[Written request]
Each line that follows should be printed again exactly as it stands.
** Start of Task material **
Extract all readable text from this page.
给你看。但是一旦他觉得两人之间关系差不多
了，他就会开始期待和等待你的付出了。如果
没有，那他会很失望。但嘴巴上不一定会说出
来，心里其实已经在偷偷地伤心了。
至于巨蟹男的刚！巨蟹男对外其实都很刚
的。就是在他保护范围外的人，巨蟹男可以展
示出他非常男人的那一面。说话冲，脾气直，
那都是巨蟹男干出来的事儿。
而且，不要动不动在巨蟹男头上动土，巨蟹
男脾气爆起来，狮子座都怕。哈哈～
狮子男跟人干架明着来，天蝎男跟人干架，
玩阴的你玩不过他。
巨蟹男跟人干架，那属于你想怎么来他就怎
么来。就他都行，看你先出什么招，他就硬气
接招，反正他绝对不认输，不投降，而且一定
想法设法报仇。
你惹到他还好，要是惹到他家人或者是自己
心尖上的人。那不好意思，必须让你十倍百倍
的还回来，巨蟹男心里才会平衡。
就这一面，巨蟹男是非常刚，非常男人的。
** End of Task material **
[Finished task]
Extract all readable text from this page.
给你看。但是一旦他觉得两人之间关系差不多
了，他就会开始期待和等待你的付出了。如果
没有，那他会很失望。但嘴巴上不一定会说出
来，心里其实已经在偷偷地伤心了。
至于巨蟹男的刚！巨蟹男对外其实都很刚
的。就是在他保护范围外的人，巨蟹男可以展
示出他非常男人的那一面。说话冲，脾气直，
那都是巨蟹男干出来的事儿。
而且，不要动不动在巨蟹男头上动土，巨蟹
男脾气爆起来，狮子座都怕。哈哈～
狮子男跟人干架明着来，天蝎男跟人干架，
玩阴的你玩不过他。
巨蟹男跟人干架，那属于你想怎么来他就怎
么来。就他都行，看你先出什么招，他就硬气
接招，反正他绝对不认输，不投降，而且一定
想法设法报仇。
你惹到他还好，要是惹到他家人或者是自己
心尖上的人。那不好意思，必须让你十倍百倍
的还回来，巨蟹男心里才会平衡。
就这一面，巨蟹男是非常刚，非常男人的。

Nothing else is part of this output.